### INSTRUCTIONS FOR THE TASK
Transcribe each entry below exactly. Pictures do not go in the copy.

### INFORMATION GIVEN
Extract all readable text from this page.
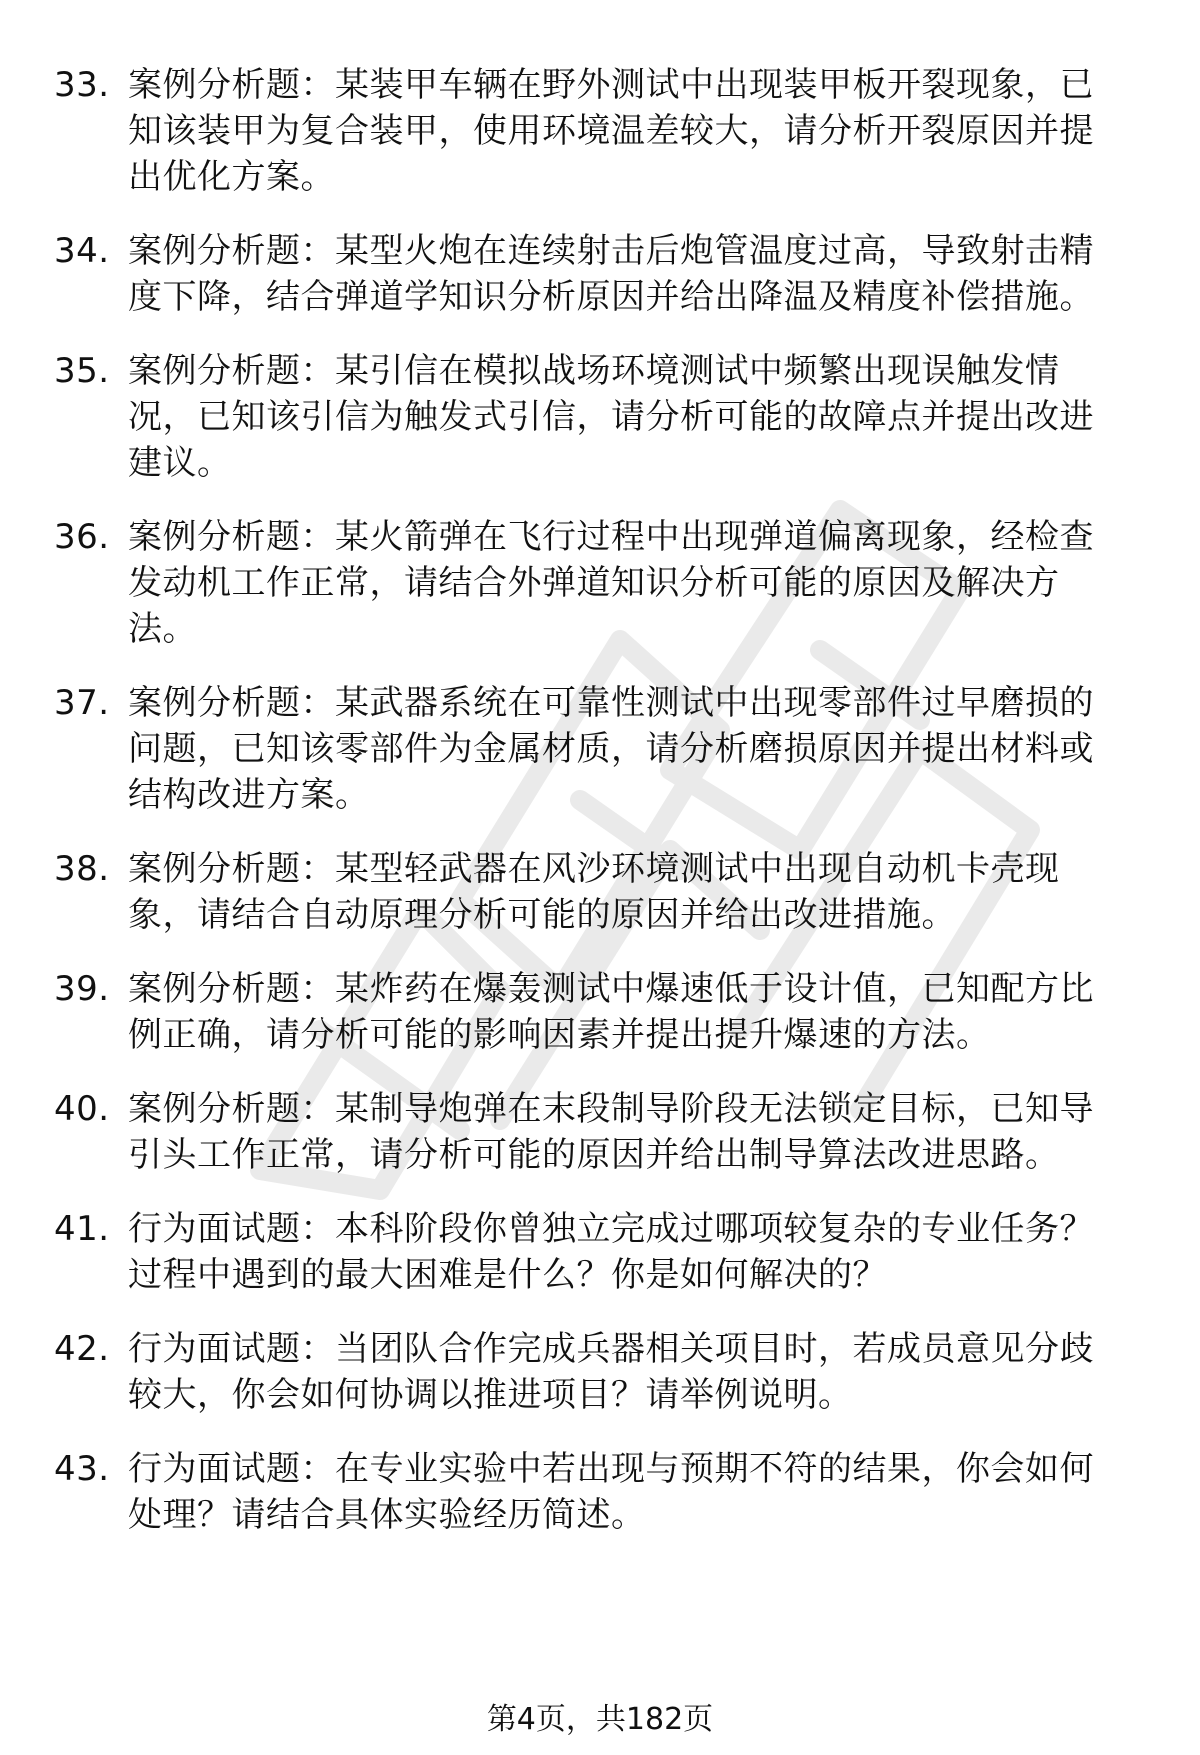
33. 案例分析题：某装甲车辆在野外测试中出现装甲板开裂现象，已
知该装甲为复合装甲，使用环境温差较大，请分析开裂原因并提
出优化方案。
34. 案例分析题：某型火炮在连续射击后炮管温度过高，导致射击精
度下降，结合弹道学知识分析原因并给出降温及精度补偿措施。
35. 案例分析题：某引信在模拟战场环境测试中频繁出现误触发情
况，已知该引信为触发式引信，请分析可能的故障点并提出改进
建议。
36. 案例分析题：某火箭弹在飞行过程中出现弹道偏离现象，经检查
发动机工作正常，请结合外弹道知识分析可能的原因及解决方
法。
37. 案例分析题：某武器系统在可靠性测试中出现零部件过早磨损的
问题，已知该零部件为金属材质，请分析磨损原因并提出材料或
结构改进方案。
38. 案例分析题：某型轻武器在风沙环境测试中出现自动机卡壳现
象，请结合自动原理分析可能的原因并给出改进措施。
39. 案例分析题：某炸药在爆轰测试中爆速低于设计值，已知配方比
例正确，请分析可能的影响因素并提出提升爆速的方法。
40. 案例分析题：某制导炮弹在末段制导阶段无法锁定目标，已知导
引头工作正常，请分析可能的原因并给出制导算法改进思路。
41. 行为面试题：本科阶段你曾独立完成过哪项较复杂的专业任务？
过程中遇到的最大困难是什么？你是如何解决的？
42. 行为面试题：当团队合作完成兵器相关项目时，若成员意见分歧
较大，你会如何协调以推进项目？请举例说明。
43. 行为面试题：在专业实验中若出现与预期不符的结果，你会如何
处理？请结合具体实验经历简述。
第4页，共182页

### RESPONSE TO THIS EXERCISE
Extract all readable text from this page.
33. 案例分析题：某装甲车辆在野外测试中出现装甲板开裂现象，已
知该装甲为复合装甲，使用环境温差较大，请分析开裂原因并提
出优化方案。
34. 案例分析题：某型火炮在连续射击后炮管温度过高，导致射击精
度下降，结合弹道学知识分析原因并给出降温及精度补偿措施。
35. 案例分析题：某引信在模拟战场环境测试中频繁出现误触发情
况，已知该引信为触发式引信，请分析可能的故障点并提出改进
建议。
36. 案例分析题：某火箭弹在飞行过程中出现弹道偏离现象，经检查
发动机工作正常，请结合外弹道知识分析可能的原因及解决方
法。
37. 案例分析题：某武器系统在可靠性测试中出现零部件过早磨损的
问题，已知该零部件为金属材质，请分析磨损原因并提出材料或
结构改进方案。
38. 案例分析题：某型轻武器在风沙环境测试中出现自动机卡壳现
象，请结合自动原理分析可能的原因并给出改进措施。
39. 案例分析题：某炸药在爆轰测试中爆速低于设计值，已知配方比
例正确，请分析可能的影响因素并提出提升爆速的方法。
40. 案例分析题：某制导炮弹在末段制导阶段无法锁定目标，已知导
引头工作正常，请分析可能的原因并给出制导算法改进思路。
41. 行为面试题：本科阶段你曾独立完成过哪项较复杂的专业任务？
过程中遇到的最大困难是什么？你是如何解决的？
42. 行为面试题：当团队合作完成兵器相关项目时，若成员意见分歧
较大，你会如何协调以推进项目？请举例说明。
43. 行为面试题：在专业实验中若出现与预期不符的结果，你会如何
处理？请结合具体实验经历简述。
第4页，共182页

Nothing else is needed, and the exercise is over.